-- begin Material provided --
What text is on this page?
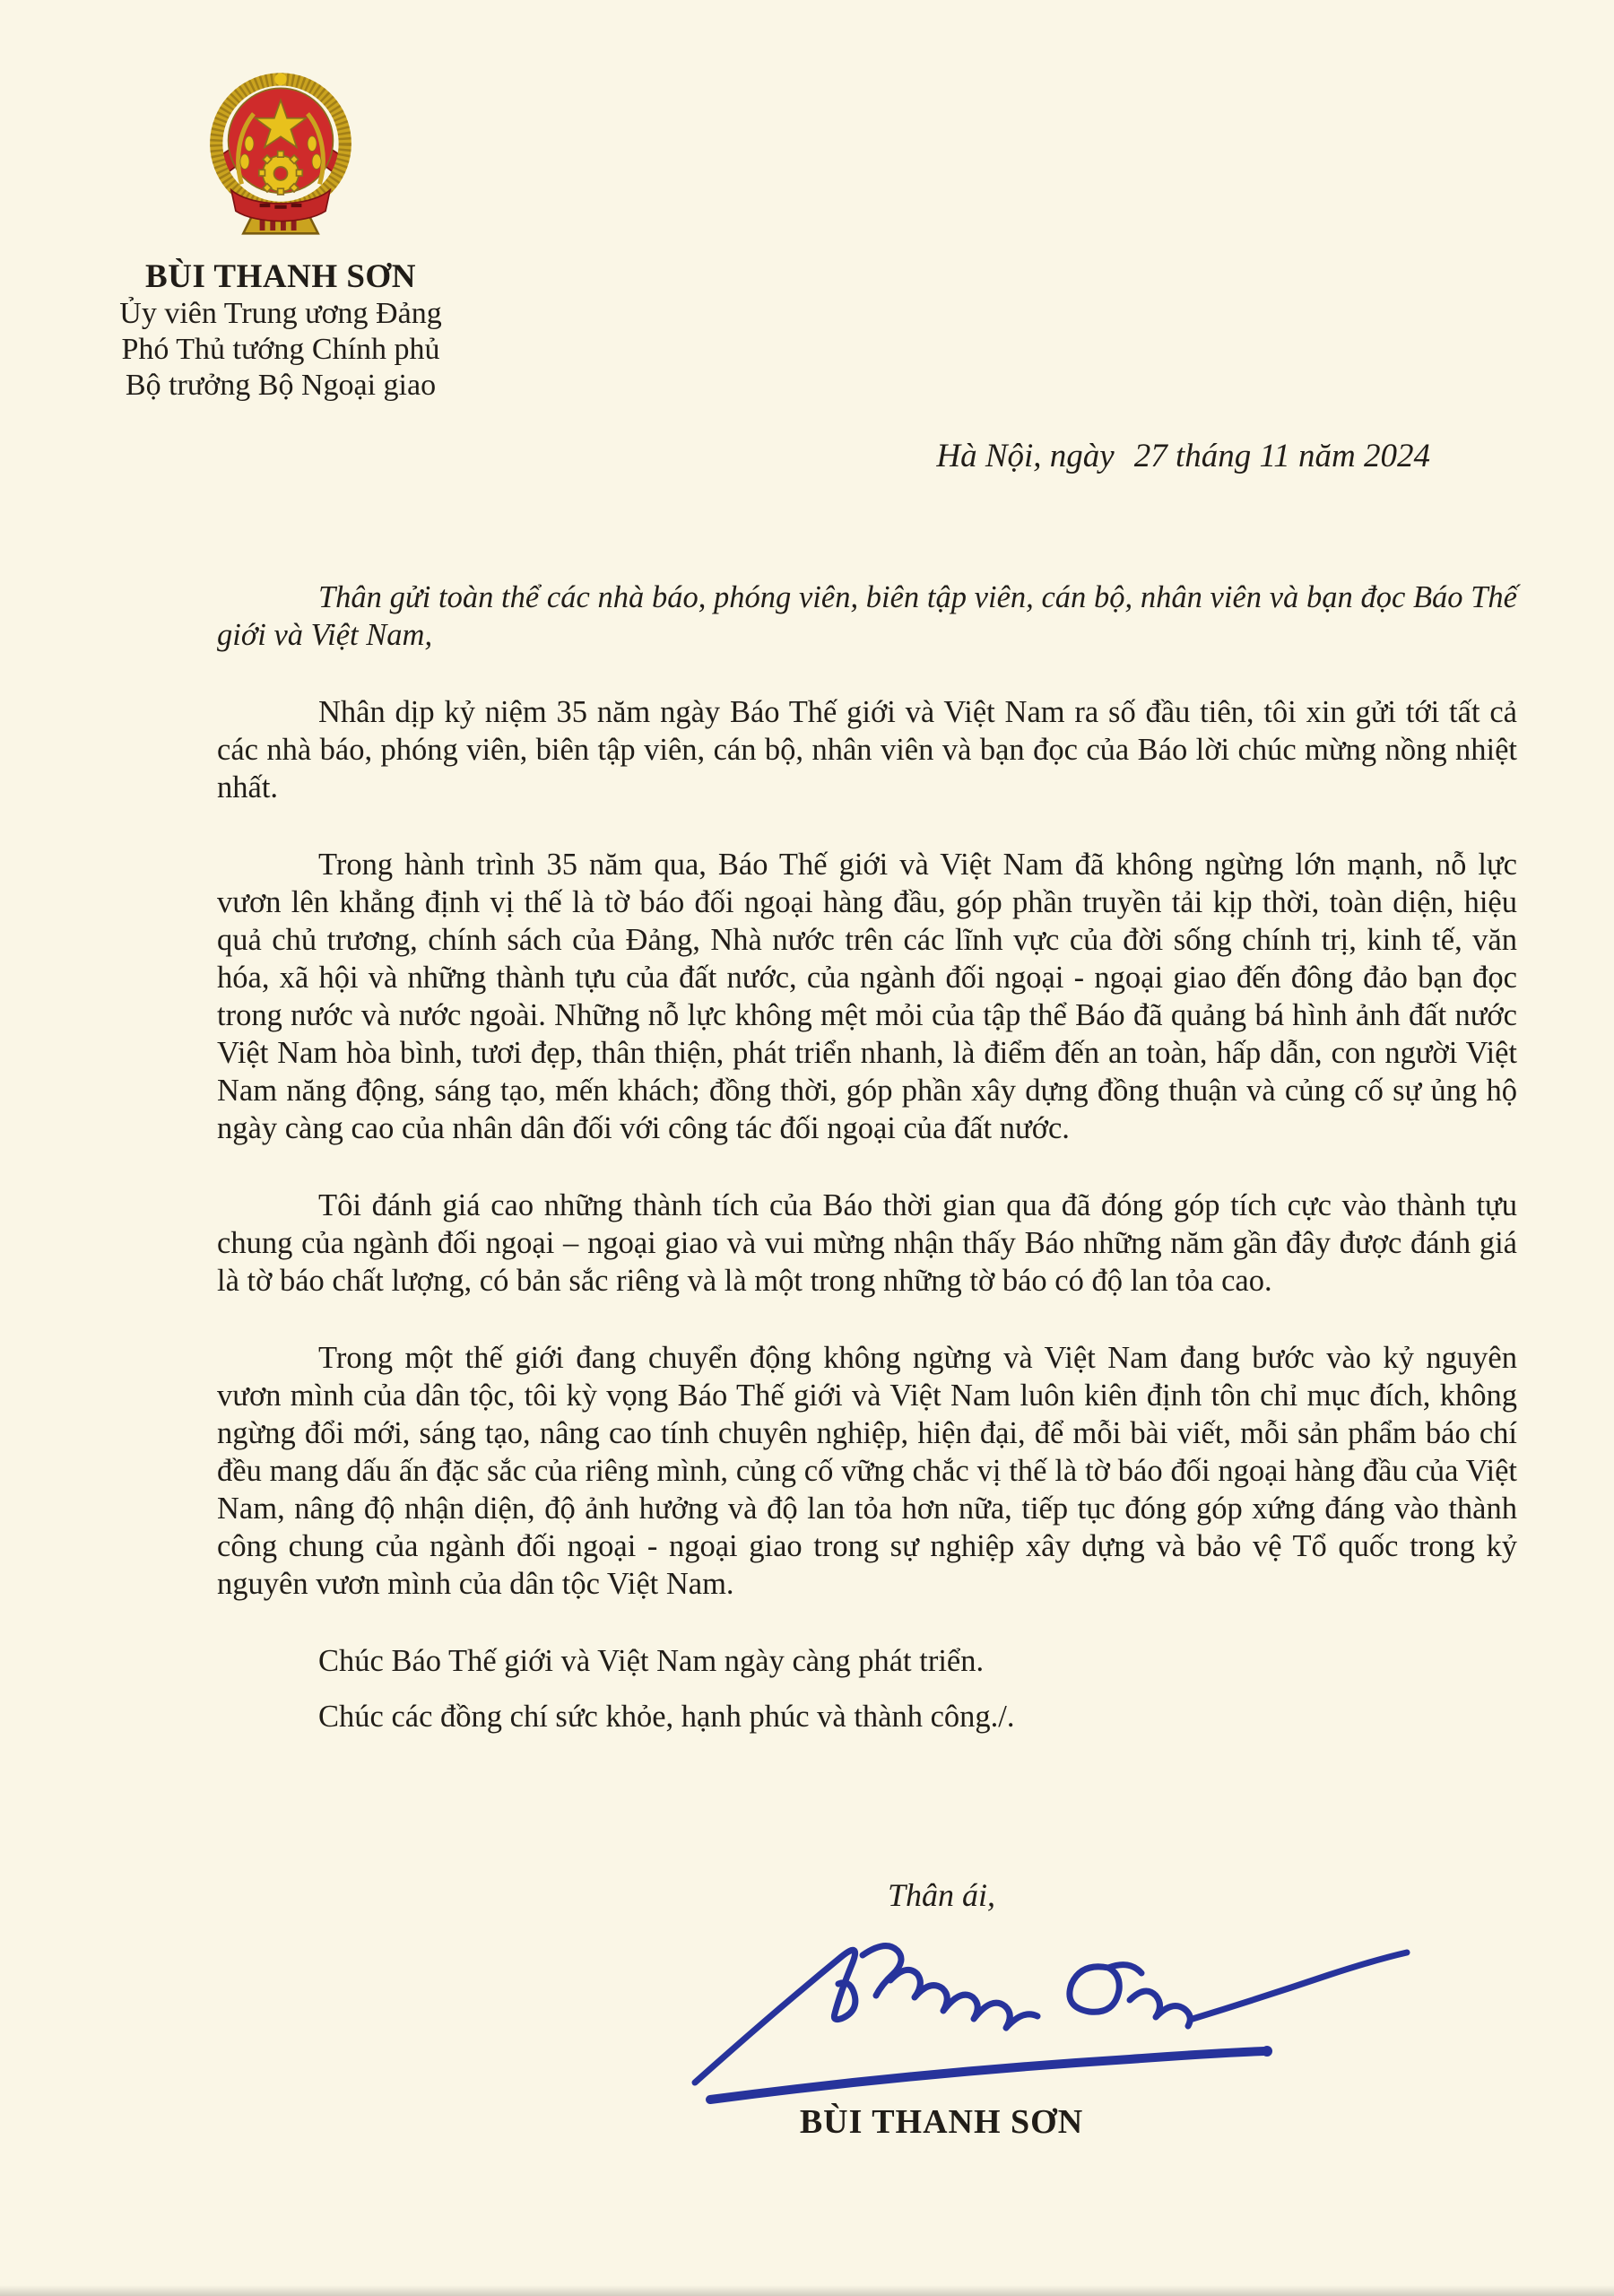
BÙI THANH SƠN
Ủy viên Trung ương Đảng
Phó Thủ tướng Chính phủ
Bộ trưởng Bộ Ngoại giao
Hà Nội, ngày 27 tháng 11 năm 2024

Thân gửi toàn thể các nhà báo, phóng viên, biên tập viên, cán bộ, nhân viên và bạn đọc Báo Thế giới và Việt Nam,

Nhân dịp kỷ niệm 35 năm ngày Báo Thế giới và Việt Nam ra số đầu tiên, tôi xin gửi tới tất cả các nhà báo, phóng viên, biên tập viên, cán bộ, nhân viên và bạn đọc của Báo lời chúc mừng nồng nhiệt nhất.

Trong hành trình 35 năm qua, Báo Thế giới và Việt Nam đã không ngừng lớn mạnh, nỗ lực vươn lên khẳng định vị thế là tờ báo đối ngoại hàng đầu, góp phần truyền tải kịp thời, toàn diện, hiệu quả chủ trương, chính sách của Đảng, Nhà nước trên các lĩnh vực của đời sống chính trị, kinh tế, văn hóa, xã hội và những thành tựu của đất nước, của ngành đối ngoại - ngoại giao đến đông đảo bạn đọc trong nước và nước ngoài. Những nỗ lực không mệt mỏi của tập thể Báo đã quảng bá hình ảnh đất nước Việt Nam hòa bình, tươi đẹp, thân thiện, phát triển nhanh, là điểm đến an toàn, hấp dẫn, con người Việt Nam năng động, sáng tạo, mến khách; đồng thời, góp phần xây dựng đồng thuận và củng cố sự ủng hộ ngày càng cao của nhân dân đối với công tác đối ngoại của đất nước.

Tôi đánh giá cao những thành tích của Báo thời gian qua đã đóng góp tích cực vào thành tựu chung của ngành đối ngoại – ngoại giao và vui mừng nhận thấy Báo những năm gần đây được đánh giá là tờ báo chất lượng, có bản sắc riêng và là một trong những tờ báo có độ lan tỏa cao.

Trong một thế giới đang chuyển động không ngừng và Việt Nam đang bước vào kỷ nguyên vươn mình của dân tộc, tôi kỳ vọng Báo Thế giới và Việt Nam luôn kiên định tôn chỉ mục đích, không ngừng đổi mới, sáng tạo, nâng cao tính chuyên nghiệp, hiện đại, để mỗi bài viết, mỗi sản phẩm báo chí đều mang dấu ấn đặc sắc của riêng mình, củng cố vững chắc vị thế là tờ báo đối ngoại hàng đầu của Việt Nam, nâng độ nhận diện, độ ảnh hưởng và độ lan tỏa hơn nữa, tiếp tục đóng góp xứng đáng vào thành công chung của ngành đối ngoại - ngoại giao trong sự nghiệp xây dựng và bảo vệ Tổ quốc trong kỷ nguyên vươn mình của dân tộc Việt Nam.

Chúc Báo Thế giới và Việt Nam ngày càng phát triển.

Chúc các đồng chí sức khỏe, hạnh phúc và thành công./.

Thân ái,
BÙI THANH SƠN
-- end Material provided --
== Task details ==
Write out the listing above exactly as it stands, pictures excluded.

== Problem solution ==
What text is on this page?
BÙI THANH SƠN
Ủy viên Trung ương Đảng
Phó Thủ tướng Chính phủ
Bộ trưởng Bộ Ngoại giao
Hà Nội, ngày 27 tháng 11 năm 2024

Thân gửi toàn thể các nhà báo, phóng viên, biên tập viên, cán bộ, nhân viên và bạn đọc Báo Thế giới và Việt Nam,

Nhân dịp kỷ niệm 35 năm ngày Báo Thế giới và Việt Nam ra số đầu tiên, tôi xin gửi tới tất cả các nhà báo, phóng viên, biên tập viên, cán bộ, nhân viên và bạn đọc của Báo lời chúc mừng nồng nhiệt nhất.

Trong hành trình 35 năm qua, Báo Thế giới và Việt Nam đã không ngừng lớn mạnh, nỗ lực vươn lên khẳng định vị thế là tờ báo đối ngoại hàng đầu, góp phần truyền tải kịp thời, toàn diện, hiệu quả chủ trương, chính sách của Đảng, Nhà nước trên các lĩnh vực của đời sống chính trị, kinh tế, văn hóa, xã hội và những thành tựu của đất nước, của ngành đối ngoại - ngoại giao đến đông đảo bạn đọc trong nước và nước ngoài. Những nỗ lực không mệt mỏi của tập thể Báo đã quảng bá hình ảnh đất nước Việt Nam hòa bình, tươi đẹp, thân thiện, phát triển nhanh, là điểm đến an toàn, hấp dẫn, con người Việt Nam năng động, sáng tạo, mến khách; đồng thời, góp phần xây dựng đồng thuận và củng cố sự ủng hộ ngày càng cao của nhân dân đối với công tác đối ngoại của đất nước.

Tôi đánh giá cao những thành tích của Báo thời gian qua đã đóng góp tích cực vào thành tựu chung của ngành đối ngoại – ngoại giao và vui mừng nhận thấy Báo những năm gần đây được đánh giá là tờ báo chất lượng, có bản sắc riêng và là một trong những tờ báo có độ lan tỏa cao.

Trong một thế giới đang chuyển động không ngừng và Việt Nam đang bước vào kỷ nguyên vươn mình của dân tộc, tôi kỳ vọng Báo Thế giới và Việt Nam luôn kiên định tôn chỉ mục đích, không ngừng đổi mới, sáng tạo, nâng cao tính chuyên nghiệp, hiện đại, để mỗi bài viết, mỗi sản phẩm báo chí đều mang dấu ấn đặc sắc của riêng mình, củng cố vững chắc vị thế là tờ báo đối ngoại hàng đầu của Việt Nam, nâng độ nhận diện, độ ảnh hưởng và độ lan tỏa hơn nữa, tiếp tục đóng góp xứng đáng vào thành công chung của ngành đối ngoại - ngoại giao trong sự nghiệp xây dựng và bảo vệ Tổ quốc trong kỷ nguyên vươn mình của dân tộc Việt Nam.

Chúc Báo Thế giới và Việt Nam ngày càng phát triển.

Chúc các đồng chí sức khỏe, hạnh phúc và thành công./.

Thân ái,
BÙI THANH SƠN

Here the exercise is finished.